§ What is being asked
Copy nothing but the text: reproduce each line of the listing exactly and leave the pictures out.

§ Stored dataset items
________
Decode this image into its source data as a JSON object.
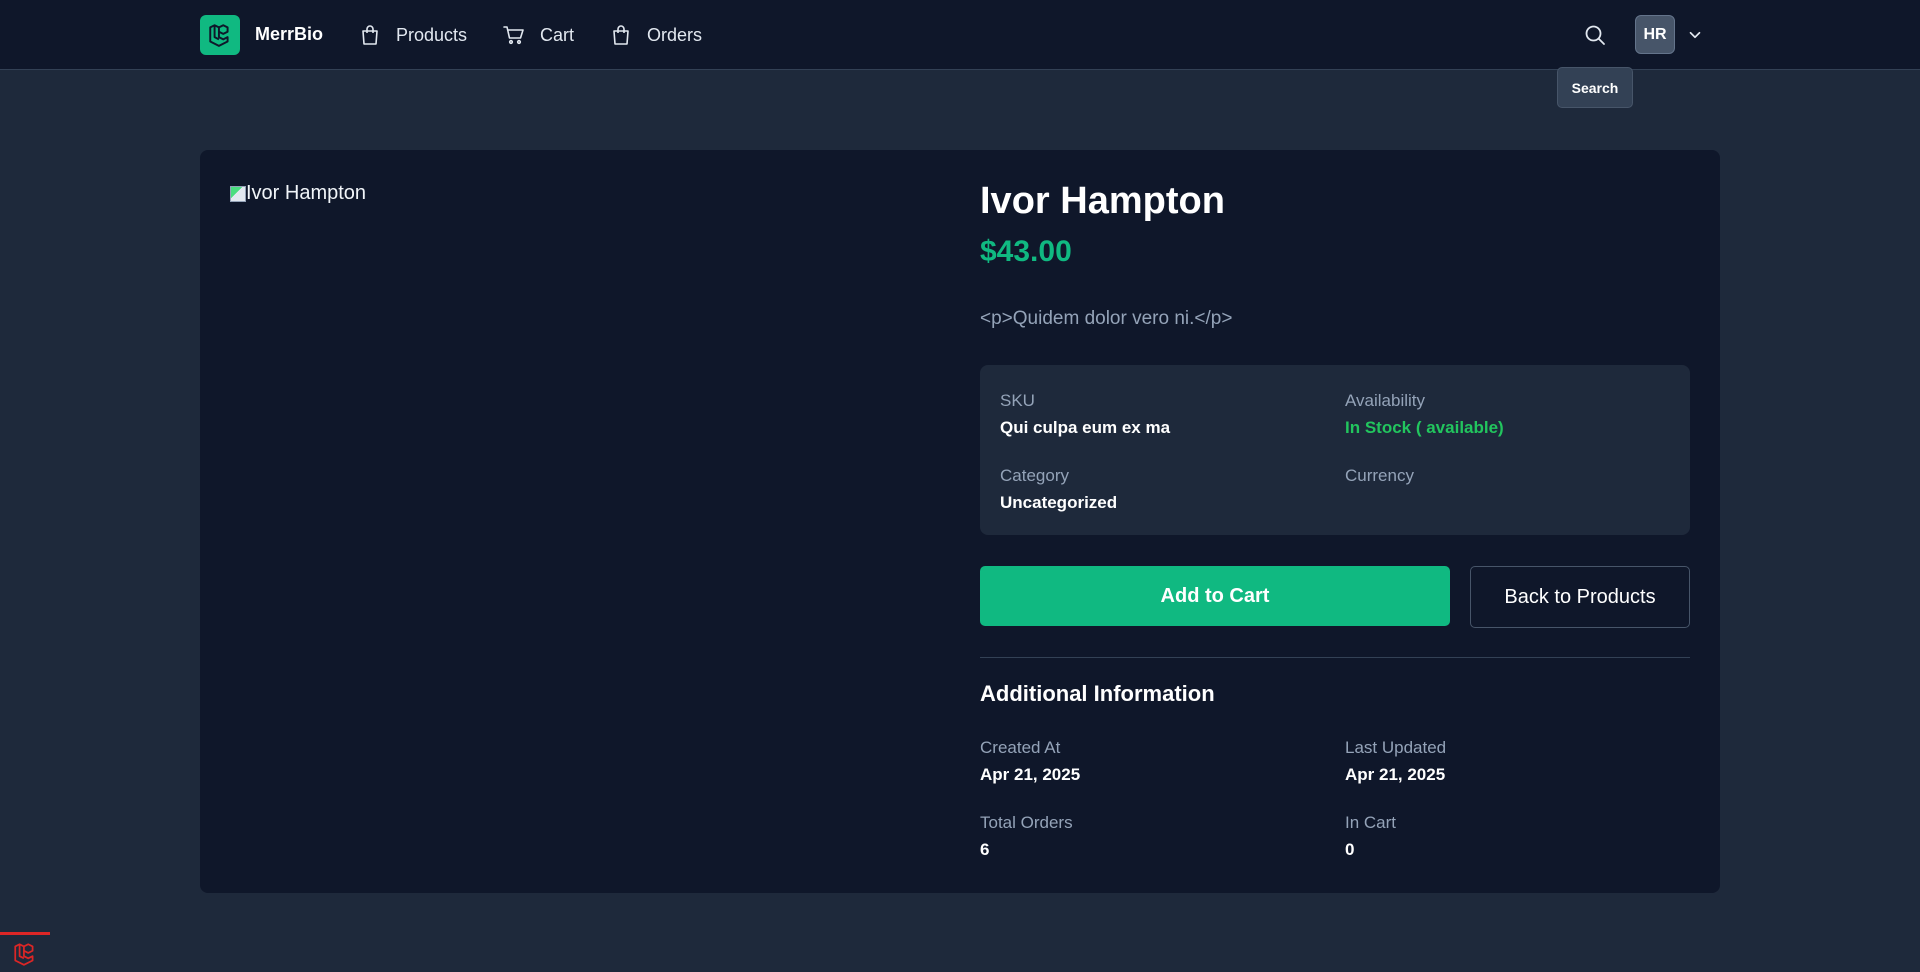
{
  "nav": {
    "brand": "MerrBio",
    "links": [
      {
        "label": "Products",
        "icon": "shopping-bag-icon"
      },
      {
        "label": "Cart",
        "icon": "cart-icon"
      },
      {
        "label": "Orders",
        "icon": "shopping-bag-icon"
      }
    ],
    "search_tooltip": "Search",
    "user_initials": "HR"
  },
  "product": {
    "image_alt": "Ivor Hampton",
    "name": "Ivor Hampton",
    "price": "$43.00",
    "description": "<p>Quidem dolor vero ni.</p>",
    "details": {
      "sku_label": "SKU",
      "sku_value": "Qui culpa eum ex ma",
      "availability_label": "Availability",
      "availability_value": "In Stock ( available)",
      "category_label": "Category",
      "category_value": "Uncategorized",
      "currency_label": "Currency",
      "currency_value": ""
    },
    "actions": {
      "add_to_cart": "Add to Cart",
      "back": "Back to Products"
    },
    "additional": {
      "title": "Additional Information",
      "created_label": "Created At",
      "created_value": "Apr 21, 2025",
      "updated_label": "Last Updated",
      "updated_value": "Apr 21, 2025",
      "orders_label": "Total Orders",
      "orders_value": "6",
      "incart_label": "In Cart",
      "incart_value": "0"
    }
  },
  "colors": {
    "accent": "#10b981",
    "background": "#1e293b",
    "surface": "#0f172a",
    "stock_green": "#22c55e"
  }
}
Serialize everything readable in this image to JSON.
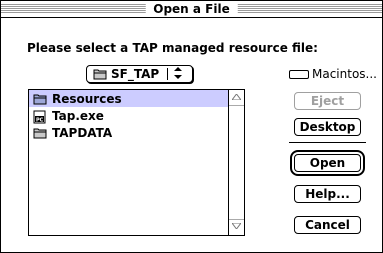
{
  "dialog": {
    "title": "Open a File",
    "prompt": "Please select a TAP managed resource file:"
  },
  "folder_popup": {
    "label": "SF_TAP",
    "icon": "folder-icon",
    "arrow": "up-down-arrows-icon"
  },
  "drive": {
    "label": "Macintos...",
    "icon": "drive-icon"
  },
  "files": [
    {
      "name": "Resources",
      "icon": "folder-icon",
      "selected": true
    },
    {
      "name": "Tap.exe",
      "icon": "pc-document-icon",
      "selected": false
    },
    {
      "name": "TAPDATA",
      "icon": "folder-icon",
      "selected": false
    }
  ],
  "buttons": {
    "eject": "Eject",
    "desktop": "Desktop",
    "open": "Open",
    "help": "Help...",
    "cancel": "Cancel"
  },
  "colors": {
    "selection": "#ccccff",
    "disabled": "#a0a0a0"
  }
}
________
§ Finished exercise
Decode this image into its source data as a JSON object.
{
  "nav": {
    "brand": "MerrBio",
    "links": [
      {
        "label": "Products",
        "icon": "shopping-bag-icon"
      },
      {
        "label": "Cart",
        "icon": "cart-icon"
      },
      {
        "label": "Orders",
        "icon": "shopping-bag-icon"
      }
    ],
    "search_tooltip": "Search",
    "user_initials": "HR"
  },
  "product": {
    "image_alt": "Ivor Hampton",
    "name": "Ivor Hampton",
    "price": "$43.00",
    "description": "<p>Quidem dolor vero ni.</p>",
    "details": {
      "sku_label": "SKU",
      "sku_value": "Qui culpa eum ex ma",
      "availability_label": "Availability",
      "availability_value": "In Stock ( available)",
      "category_label": "Category",
      "category_value": "Uncategorized",
      "currency_label": "Currency",
      "currency_value": ""
    },
    "actions": {
      "add_to_cart": "Add to Cart",
      "back": "Back to Products"
    },
    "additional": {
      "title": "Additional Information",
      "created_label": "Created At",
      "created_value": "Apr 21, 2025",
      "updated_label": "Last Updated",
      "updated_value": "Apr 21, 2025",
      "orders_label": "Total Orders",
      "orders_value": "6",
      "incart_label": "In Cart",
      "incart_value": "0"
    }
  },
  "colors": {
    "accent": "#10b981",
    "background": "#1e293b",
    "surface": "#0f172a",
    "stock_green": "#22c55e"
  }
}
Serialize everything readable in this image to JSON.
{
  "dialog": {
    "title": "Open a File",
    "prompt": "Please select a TAP managed resource file:"
  },
  "folder_popup": {
    "label": "SF_TAP",
    "icon": "folder-icon",
    "arrow": "up-down-arrows-icon"
  },
  "drive": {
    "label": "Macintos...",
    "icon": "drive-icon"
  },
  "files": [
    {
      "name": "Resources",
      "icon": "folder-icon",
      "selected": true
    },
    {
      "name": "Tap.exe",
      "icon": "pc-document-icon",
      "selected": false
    },
    {
      "name": "TAPDATA",
      "icon": "folder-icon",
      "selected": false
    }
  ],
  "buttons": {
    "eject": "Eject",
    "desktop": "Desktop",
    "open": "Open",
    "help": "Help...",
    "cancel": "Cancel"
  },
  "colors": {
    "selection": "#ccccff",
    "disabled": "#a0a0a0"
  }
}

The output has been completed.